### Information provided ###

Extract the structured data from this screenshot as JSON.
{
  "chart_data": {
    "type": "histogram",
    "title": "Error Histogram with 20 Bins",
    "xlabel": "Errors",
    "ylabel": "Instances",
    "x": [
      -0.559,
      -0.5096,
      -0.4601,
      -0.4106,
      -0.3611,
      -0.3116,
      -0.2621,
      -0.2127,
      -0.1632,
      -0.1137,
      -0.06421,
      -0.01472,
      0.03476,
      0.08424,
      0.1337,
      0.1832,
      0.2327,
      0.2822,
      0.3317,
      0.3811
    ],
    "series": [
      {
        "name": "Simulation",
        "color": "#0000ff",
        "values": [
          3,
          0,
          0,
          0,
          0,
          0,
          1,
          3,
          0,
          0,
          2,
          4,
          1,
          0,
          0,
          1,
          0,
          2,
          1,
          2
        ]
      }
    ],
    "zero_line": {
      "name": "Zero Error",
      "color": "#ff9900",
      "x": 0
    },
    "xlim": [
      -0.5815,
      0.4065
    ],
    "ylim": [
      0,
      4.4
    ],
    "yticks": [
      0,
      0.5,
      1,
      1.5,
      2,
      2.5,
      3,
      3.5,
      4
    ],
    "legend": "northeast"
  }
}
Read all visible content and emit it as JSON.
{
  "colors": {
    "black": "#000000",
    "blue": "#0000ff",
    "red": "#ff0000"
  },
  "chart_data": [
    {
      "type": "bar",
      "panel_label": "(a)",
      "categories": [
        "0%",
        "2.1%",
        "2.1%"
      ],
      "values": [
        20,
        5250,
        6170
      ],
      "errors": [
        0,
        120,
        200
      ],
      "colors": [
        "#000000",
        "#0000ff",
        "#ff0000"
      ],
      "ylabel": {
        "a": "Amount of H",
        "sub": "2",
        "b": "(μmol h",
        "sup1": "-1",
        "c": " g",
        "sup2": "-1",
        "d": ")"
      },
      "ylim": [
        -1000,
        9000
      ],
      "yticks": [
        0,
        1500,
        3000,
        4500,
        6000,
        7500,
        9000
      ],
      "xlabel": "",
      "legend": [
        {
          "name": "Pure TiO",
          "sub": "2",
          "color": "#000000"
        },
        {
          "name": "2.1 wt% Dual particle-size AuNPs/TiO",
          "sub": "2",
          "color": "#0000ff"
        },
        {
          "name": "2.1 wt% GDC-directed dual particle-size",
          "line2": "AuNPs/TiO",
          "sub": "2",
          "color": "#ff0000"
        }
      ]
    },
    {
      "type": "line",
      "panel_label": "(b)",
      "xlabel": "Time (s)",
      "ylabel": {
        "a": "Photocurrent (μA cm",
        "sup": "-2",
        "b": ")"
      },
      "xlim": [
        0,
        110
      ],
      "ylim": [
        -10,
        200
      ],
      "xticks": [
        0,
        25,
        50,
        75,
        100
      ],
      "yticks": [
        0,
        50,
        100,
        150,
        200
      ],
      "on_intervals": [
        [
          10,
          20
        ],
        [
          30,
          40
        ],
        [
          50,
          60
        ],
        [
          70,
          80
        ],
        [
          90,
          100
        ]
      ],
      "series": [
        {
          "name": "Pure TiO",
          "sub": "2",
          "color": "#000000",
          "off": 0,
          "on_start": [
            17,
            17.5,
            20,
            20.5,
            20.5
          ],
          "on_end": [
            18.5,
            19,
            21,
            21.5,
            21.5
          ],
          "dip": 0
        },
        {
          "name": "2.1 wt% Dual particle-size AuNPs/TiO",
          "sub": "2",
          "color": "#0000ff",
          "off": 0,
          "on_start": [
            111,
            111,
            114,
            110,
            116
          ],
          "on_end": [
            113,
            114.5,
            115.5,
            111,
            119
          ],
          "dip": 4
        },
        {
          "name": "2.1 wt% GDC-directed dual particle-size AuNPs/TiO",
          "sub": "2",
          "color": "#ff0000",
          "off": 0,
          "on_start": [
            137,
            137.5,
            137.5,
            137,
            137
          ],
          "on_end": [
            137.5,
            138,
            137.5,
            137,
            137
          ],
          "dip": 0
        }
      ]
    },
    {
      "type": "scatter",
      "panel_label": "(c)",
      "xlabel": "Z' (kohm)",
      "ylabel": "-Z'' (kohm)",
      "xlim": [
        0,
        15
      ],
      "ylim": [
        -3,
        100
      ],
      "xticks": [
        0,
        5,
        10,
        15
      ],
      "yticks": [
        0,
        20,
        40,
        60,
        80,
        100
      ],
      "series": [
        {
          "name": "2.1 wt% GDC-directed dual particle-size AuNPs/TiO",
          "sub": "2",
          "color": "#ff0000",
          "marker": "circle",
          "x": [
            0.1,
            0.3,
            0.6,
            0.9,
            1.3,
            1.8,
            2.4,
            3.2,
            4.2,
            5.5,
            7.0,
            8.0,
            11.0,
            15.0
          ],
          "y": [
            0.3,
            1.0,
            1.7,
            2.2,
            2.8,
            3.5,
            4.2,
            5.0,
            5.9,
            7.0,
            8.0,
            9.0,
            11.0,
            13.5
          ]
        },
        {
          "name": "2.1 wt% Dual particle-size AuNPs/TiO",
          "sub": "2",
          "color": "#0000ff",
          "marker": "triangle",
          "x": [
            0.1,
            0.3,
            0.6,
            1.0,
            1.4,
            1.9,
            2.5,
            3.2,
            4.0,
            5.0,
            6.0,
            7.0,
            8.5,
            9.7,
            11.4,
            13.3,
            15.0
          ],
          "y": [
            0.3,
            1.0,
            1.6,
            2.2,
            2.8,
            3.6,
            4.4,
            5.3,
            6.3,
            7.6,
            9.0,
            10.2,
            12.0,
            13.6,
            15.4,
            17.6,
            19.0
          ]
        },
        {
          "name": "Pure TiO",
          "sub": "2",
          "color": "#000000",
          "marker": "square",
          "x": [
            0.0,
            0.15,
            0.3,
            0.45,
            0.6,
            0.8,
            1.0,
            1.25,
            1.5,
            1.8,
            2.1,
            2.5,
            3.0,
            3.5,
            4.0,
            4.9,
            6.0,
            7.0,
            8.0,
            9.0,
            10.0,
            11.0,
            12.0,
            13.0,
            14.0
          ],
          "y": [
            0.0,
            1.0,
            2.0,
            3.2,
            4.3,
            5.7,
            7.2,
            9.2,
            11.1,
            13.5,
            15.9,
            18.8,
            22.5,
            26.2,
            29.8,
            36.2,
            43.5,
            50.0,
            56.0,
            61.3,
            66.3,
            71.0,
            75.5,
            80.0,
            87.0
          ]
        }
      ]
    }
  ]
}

###

Transcribe all lines as written.

Extract the structured data from this screenshot as JSON.
{
  "chart_data": {
    "type": "histogram",
    "title": "Error Histogram with 20 Bins",
    "xlabel": "Errors",
    "ylabel": "Instances",
    "x": [
      -0.559,
      -0.5096,
      -0.4601,
      -0.4106,
      -0.3611,
      -0.3116,
      -0.2621,
      -0.2127,
      -0.1632,
      -0.1137,
      -0.06421,
      -0.01472,
      0.03476,
      0.08424,
      0.1337,
      0.1832,
      0.2327,
      0.2822,
      0.3317,
      0.3811
    ],
    "series": [
      {
        "name": "Simulation",
        "color": "#0000ff",
        "values": [
          3,
          0,
          0,
          0,
          0,
          0,
          1,
          3,
          0,
          0,
          2,
          4,
          1,
          0,
          0,
          1,
          0,
          2,
          1,
          2
        ]
      }
    ],
    "zero_line": {
      "name": "Zero Error",
      "color": "#ff9900",
      "x": 0
    },
    "xlim": [
      -0.5815,
      0.4065
    ],
    "ylim": [
      0,
      4.4
    ],
    "yticks": [
      0,
      0.5,
      1,
      1.5,
      2,
      2.5,
      3,
      3.5,
      4
    ],
    "legend": "northeast"
  }
}
Read all visible content and emit it as JSON.
{
  "colors": {
    "black": "#000000",
    "blue": "#0000ff",
    "red": "#ff0000"
  },
  "chart_data": [
    {
      "type": "bar",
      "panel_label": "(a)",
      "categories": [
        "0%",
        "2.1%",
        "2.1%"
      ],
      "values": [
        20,
        5250,
        6170
      ],
      "errors": [
        0,
        120,
        200
      ],
      "colors": [
        "#000000",
        "#0000ff",
        "#ff0000"
      ],
      "ylabel": {
        "a": "Amount of H",
        "sub": "2",
        "b": "(μmol h",
        "sup1": "-1",
        "c": " g",
        "sup2": "-1",
        "d": ")"
      },
      "ylim": [
        -1000,
        9000
      ],
      "yticks": [
        0,
        1500,
        3000,
        4500,
        6000,
        7500,
        9000
      ],
      "xlabel": "",
      "legend": [
        {
          "name": "Pure TiO",
          "sub": "2",
          "color": "#000000"
        },
        {
          "name": "2.1 wt% Dual particle-size AuNPs/TiO",
          "sub": "2",
          "color": "#0000ff"
        },
        {
          "name": "2.1 wt% GDC-directed dual particle-size",
          "line2": "AuNPs/TiO",
          "sub": "2",
          "color": "#ff0000"
        }
      ]
    },
    {
      "type": "line",
      "panel_label": "(b)",
      "xlabel": "Time (s)",
      "ylabel": {
        "a": "Photocurrent (μA cm",
        "sup": "-2",
        "b": ")"
      },
      "xlim": [
        0,
        110
      ],
      "ylim": [
        -10,
        200
      ],
      "xticks": [
        0,
        25,
        50,
        75,
        100
      ],
      "yticks": [
        0,
        50,
        100,
        150,
        200
      ],
      "on_intervals": [
        [
          10,
          20
        ],
        [
          30,
          40
        ],
        [
          50,
          60
        ],
        [
          70,
          80
        ],
        [
          90,
          100
        ]
      ],
      "series": [
        {
          "name": "Pure TiO",
          "sub": "2",
          "color": "#000000",
          "off": 0,
          "on_start": [
            17,
            17.5,
            20,
            20.5,
            20.5
          ],
          "on_end": [
            18.5,
            19,
            21,
            21.5,
            21.5
          ],
          "dip": 0
        },
        {
          "name": "2.1 wt% Dual particle-size AuNPs/TiO",
          "sub": "2",
          "color": "#0000ff",
          "off": 0,
          "on_start": [
            111,
            111,
            114,
            110,
            116
          ],
          "on_end": [
            113,
            114.5,
            115.5,
            111,
            119
          ],
          "dip": 4
        },
        {
          "name": "2.1 wt% GDC-directed dual particle-size AuNPs/TiO",
          "sub": "2",
          "color": "#ff0000",
          "off": 0,
          "on_start": [
            137,
            137.5,
            137.5,
            137,
            137
          ],
          "on_end": [
            137.5,
            138,
            137.5,
            137,
            137
          ],
          "dip": 0
        }
      ]
    },
    {
      "type": "scatter",
      "panel_label": "(c)",
      "xlabel": "Z' (kohm)",
      "ylabel": "-Z'' (kohm)",
      "xlim": [
        0,
        15
      ],
      "ylim": [
        -3,
        100
      ],
      "xticks": [
        0,
        5,
        10,
        15
      ],
      "yticks": [
        0,
        20,
        40,
        60,
        80,
        100
      ],
      "series": [
        {
          "name": "2.1 wt% GDC-directed dual particle-size AuNPs/TiO",
          "sub": "2",
          "color": "#ff0000",
          "marker": "circle",
          "x": [
            0.1,
            0.3,
            0.6,
            0.9,
            1.3,
            1.8,
            2.4,
            3.2,
            4.2,
            5.5,
            7.0,
            8.0,
            11.0,
            15.0
          ],
          "y": [
            0.3,
            1.0,
            1.7,
            2.2,
            2.8,
            3.5,
            4.2,
            5.0,
            5.9,
            7.0,
            8.0,
            9.0,
            11.0,
            13.5
          ]
        },
        {
          "name": "2.1 wt% Dual particle-size AuNPs/TiO",
          "sub": "2",
          "color": "#0000ff",
          "marker": "triangle",
          "x": [
            0.1,
            0.3,
            0.6,
            1.0,
            1.4,
            1.9,
            2.5,
            3.2,
            4.0,
            5.0,
            6.0,
            7.0,
            8.5,
            9.7,
            11.4,
            13.3,
            15.0
          ],
          "y": [
            0.3,
            1.0,
            1.6,
            2.2,
            2.8,
            3.6,
            4.4,
            5.3,
            6.3,
            7.6,
            9.0,
            10.2,
            12.0,
            13.6,
            15.4,
            17.6,
            19.0
          ]
        },
        {
          "name": "Pure TiO",
          "sub": "2",
          "color": "#000000",
          "marker": "square",
          "x": [
            0.0,
            0.15,
            0.3,
            0.45,
            0.6,
            0.8,
            1.0,
            1.25,
            1.5,
            1.8,
            2.1,
            2.5,
            3.0,
            3.5,
            4.0,
            4.9,
            6.0,
            7.0,
            8.0,
            9.0,
            10.0,
            11.0,
            12.0,
            13.0,
            14.0
          ],
          "y": [
            0.0,
            1.0,
            2.0,
            3.2,
            4.3,
            5.7,
            7.2,
            9.2,
            11.1,
            13.5,
            15.9,
            18.8,
            22.5,
            26.2,
            29.8,
            36.2,
            43.5,
            50.0,
            56.0,
            61.3,
            66.3,
            71.0,
            75.5,
            80.0,
            87.0
          ]
        }
      ]
    }
  ]
}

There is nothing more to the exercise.